╭─ TASK MATERIAL

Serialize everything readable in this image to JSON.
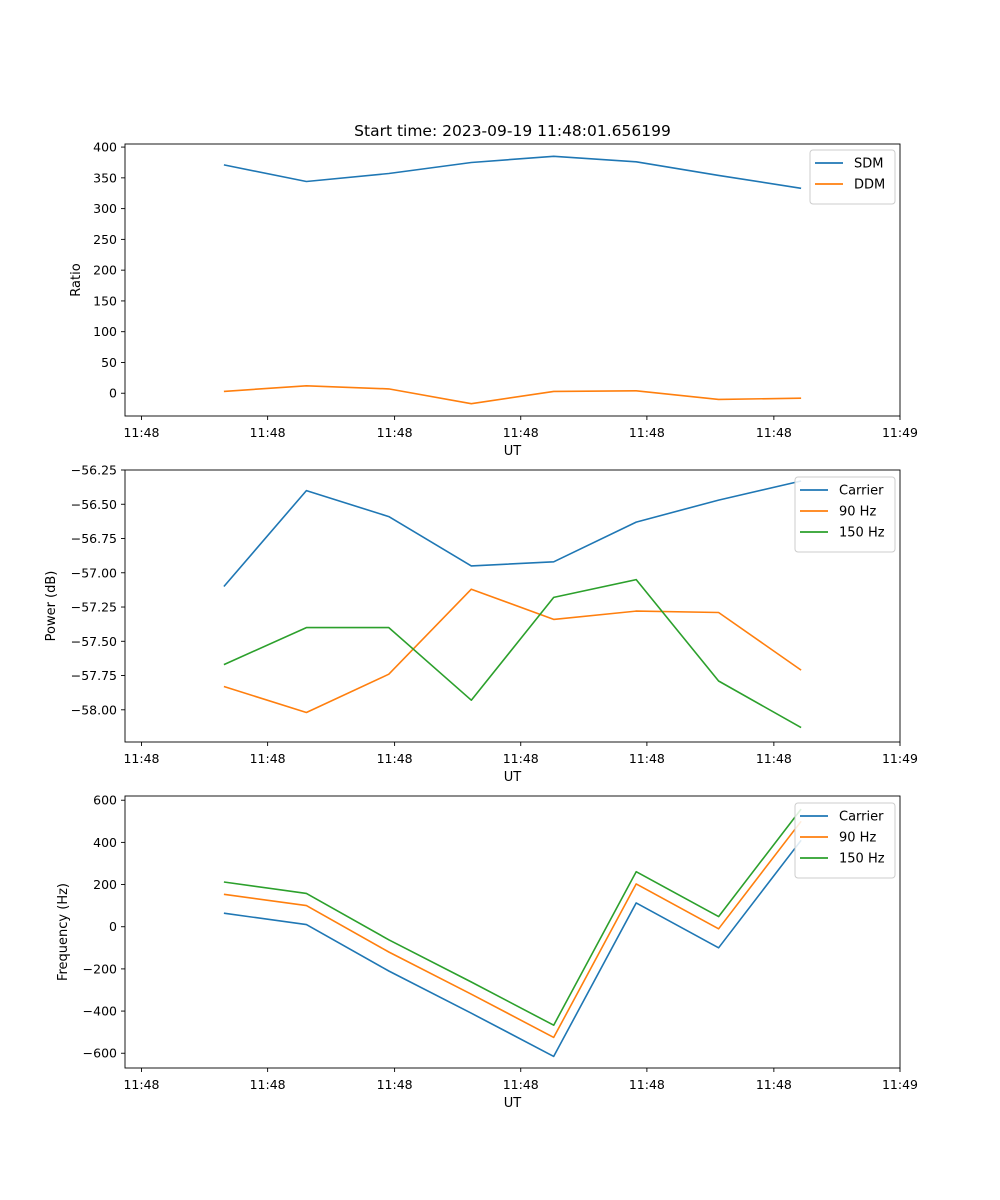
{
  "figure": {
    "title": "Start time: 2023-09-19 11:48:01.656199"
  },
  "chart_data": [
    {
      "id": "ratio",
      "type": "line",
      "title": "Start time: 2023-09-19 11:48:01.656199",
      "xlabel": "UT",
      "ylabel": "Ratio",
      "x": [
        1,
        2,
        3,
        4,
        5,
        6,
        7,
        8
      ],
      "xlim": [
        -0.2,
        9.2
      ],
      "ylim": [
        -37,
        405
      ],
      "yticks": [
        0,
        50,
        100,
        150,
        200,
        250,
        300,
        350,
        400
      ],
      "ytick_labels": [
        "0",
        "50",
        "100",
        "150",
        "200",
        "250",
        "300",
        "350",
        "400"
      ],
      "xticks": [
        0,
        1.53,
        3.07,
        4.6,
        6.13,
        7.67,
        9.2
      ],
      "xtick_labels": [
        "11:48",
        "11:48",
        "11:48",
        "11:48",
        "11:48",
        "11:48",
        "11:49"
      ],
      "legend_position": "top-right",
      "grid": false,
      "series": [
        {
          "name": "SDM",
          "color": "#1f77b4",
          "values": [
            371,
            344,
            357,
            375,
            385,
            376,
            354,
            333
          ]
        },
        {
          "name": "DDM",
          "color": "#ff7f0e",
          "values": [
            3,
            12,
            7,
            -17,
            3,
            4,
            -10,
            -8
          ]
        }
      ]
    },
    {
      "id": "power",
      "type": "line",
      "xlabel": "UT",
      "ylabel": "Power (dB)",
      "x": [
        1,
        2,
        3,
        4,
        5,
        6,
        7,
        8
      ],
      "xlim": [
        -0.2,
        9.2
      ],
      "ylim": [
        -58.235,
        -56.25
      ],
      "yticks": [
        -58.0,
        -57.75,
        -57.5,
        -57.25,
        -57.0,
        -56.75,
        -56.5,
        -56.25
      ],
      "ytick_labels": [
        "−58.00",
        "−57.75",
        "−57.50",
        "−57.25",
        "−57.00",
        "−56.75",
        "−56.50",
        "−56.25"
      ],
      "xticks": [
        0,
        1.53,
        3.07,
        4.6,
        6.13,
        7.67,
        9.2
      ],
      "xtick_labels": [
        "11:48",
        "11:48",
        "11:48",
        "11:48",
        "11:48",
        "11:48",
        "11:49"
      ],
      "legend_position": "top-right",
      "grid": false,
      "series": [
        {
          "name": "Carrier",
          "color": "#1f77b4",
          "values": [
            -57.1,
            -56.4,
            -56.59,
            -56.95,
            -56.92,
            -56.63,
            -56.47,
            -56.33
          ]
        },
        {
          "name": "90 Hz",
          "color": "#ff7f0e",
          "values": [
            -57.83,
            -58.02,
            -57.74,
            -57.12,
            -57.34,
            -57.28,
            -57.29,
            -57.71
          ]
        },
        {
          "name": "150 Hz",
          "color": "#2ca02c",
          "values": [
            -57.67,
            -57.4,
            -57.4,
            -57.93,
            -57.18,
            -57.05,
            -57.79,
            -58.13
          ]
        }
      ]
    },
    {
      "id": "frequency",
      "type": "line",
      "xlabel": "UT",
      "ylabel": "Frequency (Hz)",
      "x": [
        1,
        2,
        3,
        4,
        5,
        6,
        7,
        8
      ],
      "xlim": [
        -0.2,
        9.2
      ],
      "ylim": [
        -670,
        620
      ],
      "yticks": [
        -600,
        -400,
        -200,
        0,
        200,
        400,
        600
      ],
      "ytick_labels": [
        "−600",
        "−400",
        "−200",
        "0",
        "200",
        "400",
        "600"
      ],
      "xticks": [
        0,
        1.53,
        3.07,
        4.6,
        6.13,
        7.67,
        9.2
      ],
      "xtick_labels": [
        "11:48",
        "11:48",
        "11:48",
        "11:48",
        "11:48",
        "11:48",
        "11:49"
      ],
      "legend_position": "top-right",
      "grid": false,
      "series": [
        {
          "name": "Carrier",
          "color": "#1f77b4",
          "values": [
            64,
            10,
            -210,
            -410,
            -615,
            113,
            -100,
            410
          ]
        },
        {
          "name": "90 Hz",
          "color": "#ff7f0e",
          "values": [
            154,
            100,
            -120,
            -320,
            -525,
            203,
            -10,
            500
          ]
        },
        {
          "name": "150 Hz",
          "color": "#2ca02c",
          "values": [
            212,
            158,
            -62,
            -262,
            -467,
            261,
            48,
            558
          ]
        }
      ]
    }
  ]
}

╰─

TASK =
Make an exact copy of every record, pictures excluded.

CORRECT ANSWER =
Serialize everything readable in this image to JSON.
{
  "figure": {
    "title": "Start time: 2023-09-19 11:48:01.656199"
  },
  "chart_data": [
    {
      "id": "ratio",
      "type": "line",
      "title": "Start time: 2023-09-19 11:48:01.656199",
      "xlabel": "UT",
      "ylabel": "Ratio",
      "x": [
        1,
        2,
        3,
        4,
        5,
        6,
        7,
        8
      ],
      "xlim": [
        -0.2,
        9.2
      ],
      "ylim": [
        -37,
        405
      ],
      "yticks": [
        0,
        50,
        100,
        150,
        200,
        250,
        300,
        350,
        400
      ],
      "ytick_labels": [
        "0",
        "50",
        "100",
        "150",
        "200",
        "250",
        "300",
        "350",
        "400"
      ],
      "xticks": [
        0,
        1.53,
        3.07,
        4.6,
        6.13,
        7.67,
        9.2
      ],
      "xtick_labels": [
        "11:48",
        "11:48",
        "11:48",
        "11:48",
        "11:48",
        "11:48",
        "11:49"
      ],
      "legend_position": "top-right",
      "grid": false,
      "series": [
        {
          "name": "SDM",
          "color": "#1f77b4",
          "values": [
            371,
            344,
            357,
            375,
            385,
            376,
            354,
            333
          ]
        },
        {
          "name": "DDM",
          "color": "#ff7f0e",
          "values": [
            3,
            12,
            7,
            -17,
            3,
            4,
            -10,
            -8
          ]
        }
      ]
    },
    {
      "id": "power",
      "type": "line",
      "xlabel": "UT",
      "ylabel": "Power (dB)",
      "x": [
        1,
        2,
        3,
        4,
        5,
        6,
        7,
        8
      ],
      "xlim": [
        -0.2,
        9.2
      ],
      "ylim": [
        -58.235,
        -56.25
      ],
      "yticks": [
        -58.0,
        -57.75,
        -57.5,
        -57.25,
        -57.0,
        -56.75,
        -56.5,
        -56.25
      ],
      "ytick_labels": [
        "−58.00",
        "−57.75",
        "−57.50",
        "−57.25",
        "−57.00",
        "−56.75",
        "−56.50",
        "−56.25"
      ],
      "xticks": [
        0,
        1.53,
        3.07,
        4.6,
        6.13,
        7.67,
        9.2
      ],
      "xtick_labels": [
        "11:48",
        "11:48",
        "11:48",
        "11:48",
        "11:48",
        "11:48",
        "11:49"
      ],
      "legend_position": "top-right",
      "grid": false,
      "series": [
        {
          "name": "Carrier",
          "color": "#1f77b4",
          "values": [
            -57.1,
            -56.4,
            -56.59,
            -56.95,
            -56.92,
            -56.63,
            -56.47,
            -56.33
          ]
        },
        {
          "name": "90 Hz",
          "color": "#ff7f0e",
          "values": [
            -57.83,
            -58.02,
            -57.74,
            -57.12,
            -57.34,
            -57.28,
            -57.29,
            -57.71
          ]
        },
        {
          "name": "150 Hz",
          "color": "#2ca02c",
          "values": [
            -57.67,
            -57.4,
            -57.4,
            -57.93,
            -57.18,
            -57.05,
            -57.79,
            -58.13
          ]
        }
      ]
    },
    {
      "id": "frequency",
      "type": "line",
      "xlabel": "UT",
      "ylabel": "Frequency (Hz)",
      "x": [
        1,
        2,
        3,
        4,
        5,
        6,
        7,
        8
      ],
      "xlim": [
        -0.2,
        9.2
      ],
      "ylim": [
        -670,
        620
      ],
      "yticks": [
        -600,
        -400,
        -200,
        0,
        200,
        400,
        600
      ],
      "ytick_labels": [
        "−600",
        "−400",
        "−200",
        "0",
        "200",
        "400",
        "600"
      ],
      "xticks": [
        0,
        1.53,
        3.07,
        4.6,
        6.13,
        7.67,
        9.2
      ],
      "xtick_labels": [
        "11:48",
        "11:48",
        "11:48",
        "11:48",
        "11:48",
        "11:48",
        "11:49"
      ],
      "legend_position": "top-right",
      "grid": false,
      "series": [
        {
          "name": "Carrier",
          "color": "#1f77b4",
          "values": [
            64,
            10,
            -210,
            -410,
            -615,
            113,
            -100,
            410
          ]
        },
        {
          "name": "90 Hz",
          "color": "#ff7f0e",
          "values": [
            154,
            100,
            -120,
            -320,
            -525,
            203,
            -10,
            500
          ]
        },
        {
          "name": "150 Hz",
          "color": "#2ca02c",
          "values": [
            212,
            158,
            -62,
            -262,
            -467,
            261,
            48,
            558
          ]
        }
      ]
    }
  ]
}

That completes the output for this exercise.